* [Directions] Give the lines from the first one through the line that contains "bookmark-utha-lo[interactable]: Utha lo: [102, 95, 178, 113]" as a JSON list of strings, with one string per line and no blank lines.

Entries from a dataset:
>>>
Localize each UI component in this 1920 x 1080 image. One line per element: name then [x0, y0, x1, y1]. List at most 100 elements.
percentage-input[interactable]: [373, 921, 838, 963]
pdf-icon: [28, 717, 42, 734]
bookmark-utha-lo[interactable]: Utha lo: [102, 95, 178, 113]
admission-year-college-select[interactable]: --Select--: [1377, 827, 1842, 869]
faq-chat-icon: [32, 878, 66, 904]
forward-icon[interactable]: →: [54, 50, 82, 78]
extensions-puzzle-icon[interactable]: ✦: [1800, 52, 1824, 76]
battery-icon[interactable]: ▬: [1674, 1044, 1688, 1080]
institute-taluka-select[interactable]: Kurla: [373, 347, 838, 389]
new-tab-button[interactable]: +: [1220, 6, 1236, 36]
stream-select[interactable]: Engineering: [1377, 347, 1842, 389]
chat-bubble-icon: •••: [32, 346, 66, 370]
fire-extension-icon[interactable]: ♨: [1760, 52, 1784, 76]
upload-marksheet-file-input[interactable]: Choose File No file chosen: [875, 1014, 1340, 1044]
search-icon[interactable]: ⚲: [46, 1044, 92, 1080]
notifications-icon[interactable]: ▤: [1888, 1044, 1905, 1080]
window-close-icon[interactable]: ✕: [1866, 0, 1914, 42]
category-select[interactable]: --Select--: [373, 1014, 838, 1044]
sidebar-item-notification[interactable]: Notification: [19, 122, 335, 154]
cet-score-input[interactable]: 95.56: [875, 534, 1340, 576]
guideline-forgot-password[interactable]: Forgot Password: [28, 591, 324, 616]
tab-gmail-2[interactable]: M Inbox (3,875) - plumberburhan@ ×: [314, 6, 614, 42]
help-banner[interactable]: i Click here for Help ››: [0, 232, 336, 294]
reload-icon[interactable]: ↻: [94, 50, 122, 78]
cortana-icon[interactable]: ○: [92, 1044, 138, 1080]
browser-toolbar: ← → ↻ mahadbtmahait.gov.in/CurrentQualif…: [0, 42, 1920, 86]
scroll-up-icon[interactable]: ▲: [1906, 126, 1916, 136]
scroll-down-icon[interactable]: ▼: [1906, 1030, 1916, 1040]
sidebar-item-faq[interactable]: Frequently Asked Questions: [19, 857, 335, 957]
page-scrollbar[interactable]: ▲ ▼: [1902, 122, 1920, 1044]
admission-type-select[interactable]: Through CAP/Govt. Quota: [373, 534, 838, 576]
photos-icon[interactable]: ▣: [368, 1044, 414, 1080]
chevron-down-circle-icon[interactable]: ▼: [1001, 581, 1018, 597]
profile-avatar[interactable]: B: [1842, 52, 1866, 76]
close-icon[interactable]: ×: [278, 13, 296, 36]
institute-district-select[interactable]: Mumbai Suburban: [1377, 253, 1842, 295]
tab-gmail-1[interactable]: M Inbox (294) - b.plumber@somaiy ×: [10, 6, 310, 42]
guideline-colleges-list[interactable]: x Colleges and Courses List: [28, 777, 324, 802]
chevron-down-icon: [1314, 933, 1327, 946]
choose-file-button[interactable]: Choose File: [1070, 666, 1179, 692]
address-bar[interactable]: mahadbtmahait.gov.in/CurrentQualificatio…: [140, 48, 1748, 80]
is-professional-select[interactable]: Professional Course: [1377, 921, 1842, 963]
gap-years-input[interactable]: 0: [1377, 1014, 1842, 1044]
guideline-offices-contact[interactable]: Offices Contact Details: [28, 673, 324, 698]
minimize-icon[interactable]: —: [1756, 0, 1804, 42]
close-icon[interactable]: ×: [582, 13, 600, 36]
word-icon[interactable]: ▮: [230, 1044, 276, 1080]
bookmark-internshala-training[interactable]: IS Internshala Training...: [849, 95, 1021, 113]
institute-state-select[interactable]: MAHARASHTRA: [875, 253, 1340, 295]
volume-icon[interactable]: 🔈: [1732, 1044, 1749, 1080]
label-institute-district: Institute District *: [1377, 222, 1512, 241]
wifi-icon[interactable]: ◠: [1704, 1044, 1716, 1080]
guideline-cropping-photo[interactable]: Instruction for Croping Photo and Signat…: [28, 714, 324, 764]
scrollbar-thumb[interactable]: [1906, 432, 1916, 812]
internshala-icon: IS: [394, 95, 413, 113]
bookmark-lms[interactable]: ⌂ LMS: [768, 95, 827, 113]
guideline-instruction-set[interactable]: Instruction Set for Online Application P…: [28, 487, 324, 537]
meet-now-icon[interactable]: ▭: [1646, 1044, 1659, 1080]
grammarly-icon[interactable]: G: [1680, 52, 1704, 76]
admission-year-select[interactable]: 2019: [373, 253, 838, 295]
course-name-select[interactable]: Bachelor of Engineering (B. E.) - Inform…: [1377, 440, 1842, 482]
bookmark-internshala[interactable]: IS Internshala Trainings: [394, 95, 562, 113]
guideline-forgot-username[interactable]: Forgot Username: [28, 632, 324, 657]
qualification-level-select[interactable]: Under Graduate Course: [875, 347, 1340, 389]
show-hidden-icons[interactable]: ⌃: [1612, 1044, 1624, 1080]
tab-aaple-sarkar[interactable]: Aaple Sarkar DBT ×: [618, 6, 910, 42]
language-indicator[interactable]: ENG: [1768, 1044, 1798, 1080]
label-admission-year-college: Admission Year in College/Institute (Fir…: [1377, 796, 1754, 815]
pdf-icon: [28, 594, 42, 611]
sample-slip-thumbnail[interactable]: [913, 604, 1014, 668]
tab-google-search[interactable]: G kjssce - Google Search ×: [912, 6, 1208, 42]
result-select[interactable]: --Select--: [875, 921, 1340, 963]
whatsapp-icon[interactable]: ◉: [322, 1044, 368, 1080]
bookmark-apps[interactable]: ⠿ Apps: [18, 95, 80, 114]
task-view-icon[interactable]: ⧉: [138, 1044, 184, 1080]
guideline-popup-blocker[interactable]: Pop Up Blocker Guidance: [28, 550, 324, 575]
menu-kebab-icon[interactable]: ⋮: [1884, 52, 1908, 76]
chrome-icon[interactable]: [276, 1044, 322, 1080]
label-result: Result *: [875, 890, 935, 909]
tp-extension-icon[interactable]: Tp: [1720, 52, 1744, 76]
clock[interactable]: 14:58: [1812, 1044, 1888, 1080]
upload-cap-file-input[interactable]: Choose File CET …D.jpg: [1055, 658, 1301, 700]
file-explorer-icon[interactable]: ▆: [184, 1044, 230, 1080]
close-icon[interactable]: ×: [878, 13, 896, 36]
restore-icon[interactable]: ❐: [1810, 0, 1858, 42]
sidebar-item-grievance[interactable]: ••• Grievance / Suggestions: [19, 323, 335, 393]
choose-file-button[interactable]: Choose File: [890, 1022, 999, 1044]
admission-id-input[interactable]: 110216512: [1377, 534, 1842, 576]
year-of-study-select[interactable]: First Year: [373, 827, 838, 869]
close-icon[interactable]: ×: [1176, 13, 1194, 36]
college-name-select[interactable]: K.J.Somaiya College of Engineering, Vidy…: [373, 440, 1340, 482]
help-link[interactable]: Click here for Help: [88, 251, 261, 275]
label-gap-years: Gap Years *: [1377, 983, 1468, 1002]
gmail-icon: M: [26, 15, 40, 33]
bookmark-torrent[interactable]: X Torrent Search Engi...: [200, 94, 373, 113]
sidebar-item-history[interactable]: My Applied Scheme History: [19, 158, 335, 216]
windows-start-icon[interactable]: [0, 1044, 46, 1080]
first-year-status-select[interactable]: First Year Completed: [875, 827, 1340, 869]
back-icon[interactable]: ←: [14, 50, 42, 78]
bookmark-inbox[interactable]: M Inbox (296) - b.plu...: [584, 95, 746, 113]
<<<
* [The response]
[
  "Localize each UI component in this 1920 x 1080 image. One line per element: name then [x0, y0, x1, y1]. List at most 100 elements.",
  "percentage-input[interactable]: [373, 921, 838, 963]",
  "pdf-icon: [28, 717, 42, 734]",
  "bookmark-utha-lo[interactable]: Utha lo: [102, 95, 178, 113]"
]